» **Stored items**:
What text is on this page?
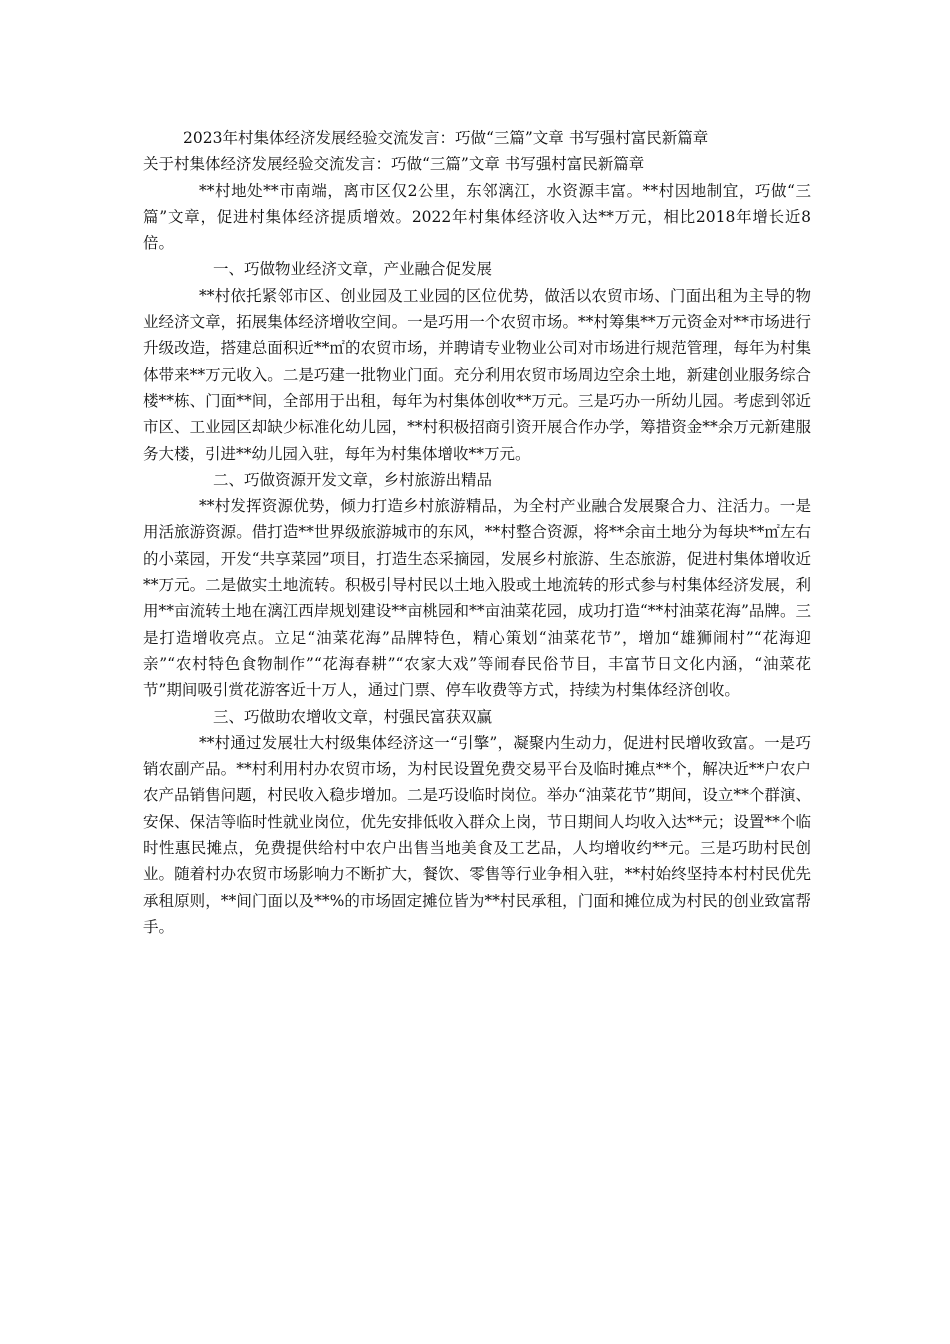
2023年村集体经济发展经验交流发言：巧做“三篇”文章 书写强村富民新篇章

关于村集体经济发展经验交流发言：巧做“三篇”文章 书写强村富民新篇章

**村地处**市南端，离市区仅2公里，东邻漓江，水资源丰富。**村因地制宜，巧做“三篇”文章，促进村集体经济提质增效。2022年村集体经济收入达**万元，相比2018年增长近8倍。

一、巧做物业经济文章，产业融合促发展

**村依托紧邻市区、创业园及工业园的区位优势，做活以农贸市场、门面出租为主导的物业经济文章，拓展集体经济增收空间。一是巧用一个农贸市场。**村筹集**万元资金对**市场进行升级改造，搭建总面积近**㎡的农贸市场，并聘请专业物业公司对市场进行规范管理，每年为村集体带来**万元收入。二是巧建一批物业门面。充分利用农贸市场周边空余土地，新建创业服务综合楼**栋、门面**间，全部用于出租，每年为村集体创收**万元。三是巧办一所幼儿园。考虑到邻近市区、工业园区却缺少标准化幼儿园，**村积极招商引资开展合作办学，筹措资金**余万元新建服务大楼，引进**幼儿园入驻，每年为村集体增收**万元。

二、巧做资源开发文章，乡村旅游出精品

**村发挥资源优势，倾力打造乡村旅游精品，为全村产业融合发展聚合力、注活力。一是用活旅游资源。借打造**世界级旅游城市的东风，**村整合资源，将**余亩土地分为每块**㎡左右的小菜园，开发“共享菜园”项目，打造生态采摘园，发展乡村旅游、生态旅游，促进村集体增收近**万元。二是做实土地流转。积极引导村民以土地入股或土地流转的形式参与村集体经济发展，利用**亩流转土地在漓江西岸规划建设**亩桃园和**亩油菜花园，成功打造“**村油菜花海”品牌。三是打造增收亮点。立足“油菜花海”品牌特色，精心策划“油菜花节”，增加“雄狮闹村”“花海迎亲”“农村特色食物制作”“花海春耕”“农家大戏”等闹春民俗节目，丰富节日文化内涵，“油菜花节”期间吸引赏花游客近十万人，通过门票、停车收费等方式，持续为村集体经济创收。

三、巧做助农增收文章，村强民富获双赢

**村通过发展壮大村级集体经济这一“引擎”，凝聚内生动力，促进村民增收致富。一是巧销农副产品。**村利用村办农贸市场，为村民设置免费交易平台及临时摊点**个，解决近**户农户农产品销售问题，村民收入稳步增加。二是巧设临时岗位。举办“油菜花节”期间，设立**个群演、安保、保洁等临时性就业岗位，优先安排低收入群众上岗，节日期间人均收入达**元；设置**个临时性惠民摊点，免费提供给村中农户出售当地美食及工艺品，人均增收约**元。三是巧助村民创业。随着村办农贸市场影响力不断扩大，餐饮、零售等行业争相入驻，**村始终坚持本村村民优先承租原则，**间门面以及**%的市场固定摊位皆为**村民承租，门面和摊位成为村民的创业致富帮手。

» **Exercise prompt**: Without the pictures, extract every entry verbatim.

» **Written solution**:
What text is on this page?
2023年村集体经济发展经验交流发言：巧做“三篇”文章 书写强村富民新篇章

关于村集体经济发展经验交流发言：巧做“三篇”文章 书写强村富民新篇章

**村地处**市南端，离市区仅2公里，东邻漓江，水资源丰富。**村因地制宜，巧做“三篇”文章，促进村集体经济提质增效。2022年村集体经济收入达**万元，相比2018年增长近8倍。

一、巧做物业经济文章，产业融合促发展

**村依托紧邻市区、创业园及工业园的区位优势，做活以农贸市场、门面出租为主导的物业经济文章，拓展集体经济增收空间。一是巧用一个农贸市场。**村筹集**万元资金对**市场进行升级改造，搭建总面积近**㎡的农贸市场，并聘请专业物业公司对市场进行规范管理，每年为村集体带来**万元收入。二是巧建一批物业门面。充分利用农贸市场周边空余土地，新建创业服务综合楼**栋、门面**间，全部用于出租，每年为村集体创收**万元。三是巧办一所幼儿园。考虑到邻近市区、工业园区却缺少标准化幼儿园，**村积极招商引资开展合作办学，筹措资金**余万元新建服务大楼，引进**幼儿园入驻，每年为村集体增收**万元。

二、巧做资源开发文章，乡村旅游出精品

**村发挥资源优势，倾力打造乡村旅游精品，为全村产业融合发展聚合力、注活力。一是用活旅游资源。借打造**世界级旅游城市的东风，**村整合资源，将**余亩土地分为每块**㎡左右的小菜园，开发“共享菜园”项目，打造生态采摘园，发展乡村旅游、生态旅游，促进村集体增收近**万元。二是做实土地流转。积极引导村民以土地入股或土地流转的形式参与村集体经济发展，利用**亩流转土地在漓江西岸规划建设**亩桃园和**亩油菜花园，成功打造“**村油菜花海”品牌。三是打造增收亮点。立足“油菜花海”品牌特色，精心策划“油菜花节”，增加“雄狮闹村”“花海迎亲”“农村特色食物制作”“花海春耕”“农家大戏”等闹春民俗节目，丰富节日文化内涵，“油菜花节”期间吸引赏花游客近十万人，通过门票、停车收费等方式，持续为村集体经济创收。

三、巧做助农增收文章，村强民富获双赢

**村通过发展壮大村级集体经济这一“引擎”，凝聚内生动力，促进村民增收致富。一是巧销农副产品。**村利用村办农贸市场，为村民设置免费交易平台及临时摊点**个，解决近**户农户农产品销售问题，村民收入稳步增加。二是巧设临时岗位。举办“油菜花节”期间，设立**个群演、安保、保洁等临时性就业岗位，优先安排低收入群众上岗，节日期间人均收入达**元；设置**个临时性惠民摊点，免费提供给村中农户出售当地美食及工艺品，人均增收约**元。三是巧助村民创业。随着村办农贸市场影响力不断扩大，餐饮、零售等行业争相入驻，**村始终坚持本村村民优先承租原则，**间门面以及**%的市场固定摊位皆为**村民承租，门面和摊位成为村民的创业致富帮手。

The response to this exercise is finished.